REQUIRED WORK: Leave the pictures out, and retype all of the material exactly as written.

DATA ENTRIES:
______________________________

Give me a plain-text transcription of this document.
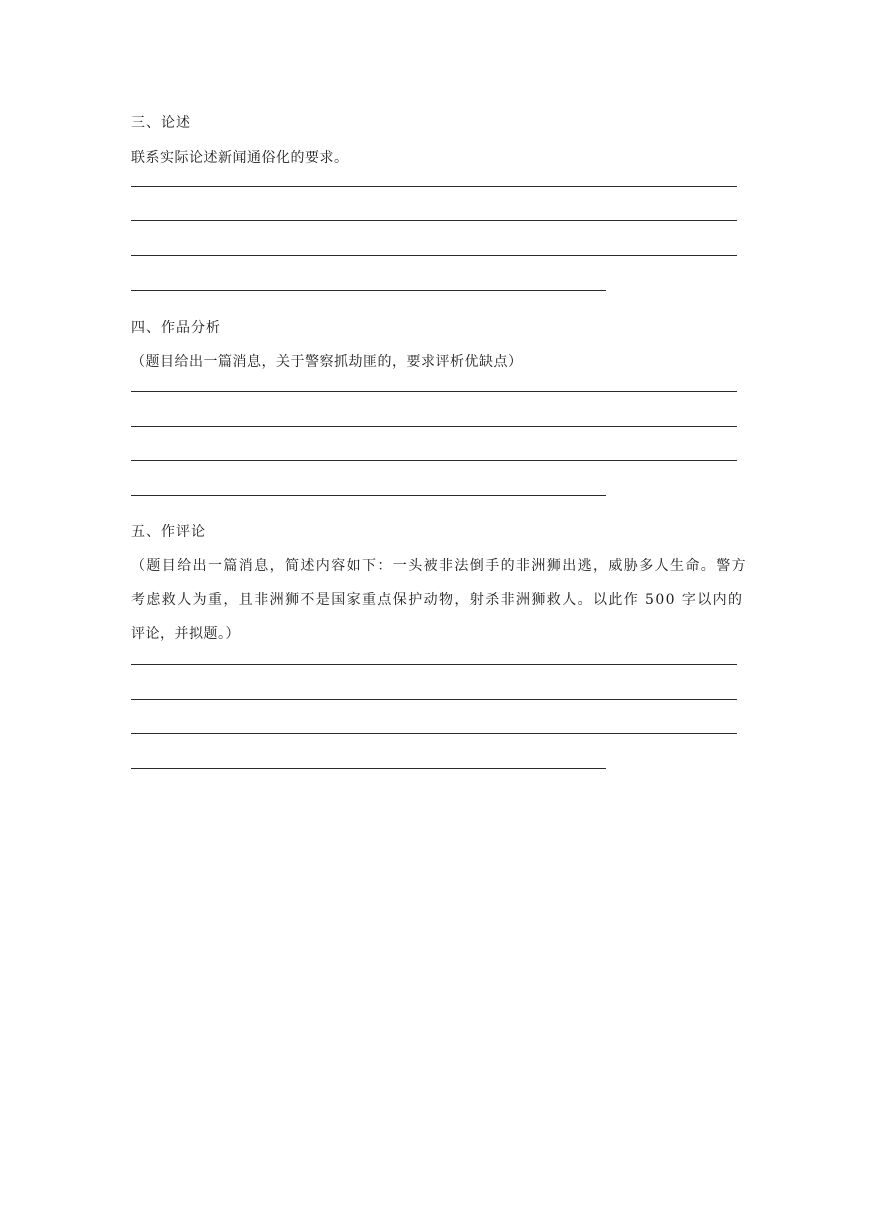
三、论述
联系实际论述新闻通俗化的要求。
四、作品分析
（题目给出一篇消息，关于警察抓劫匪的，要求评析优缺点）
五、作评论
（题目给出一篇消息，简述内容如下：一头被非法倒手的非洲狮出逃，威胁多人生命。警方
考虑救人为重，且非洲狮不是国家重点保护动物，射杀非洲狮救人。以此作 500 字以内的
评论，并拟题。）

______________________________

OUTPUT FOR THIS EXERCISE:
Give me a plain-text transcription of this document.
三、论述
联系实际论述新闻通俗化的要求。
四、作品分析
（题目给出一篇消息，关于警察抓劫匪的，要求评析优缺点）
五、作评论
（题目给出一篇消息，简述内容如下：一头被非法倒手的非洲狮出逃，威胁多人生命。警方
考虑救人为重，且非洲狮不是国家重点保护动物，射杀非洲狮救人。以此作 500 字以内的
评论，并拟题。）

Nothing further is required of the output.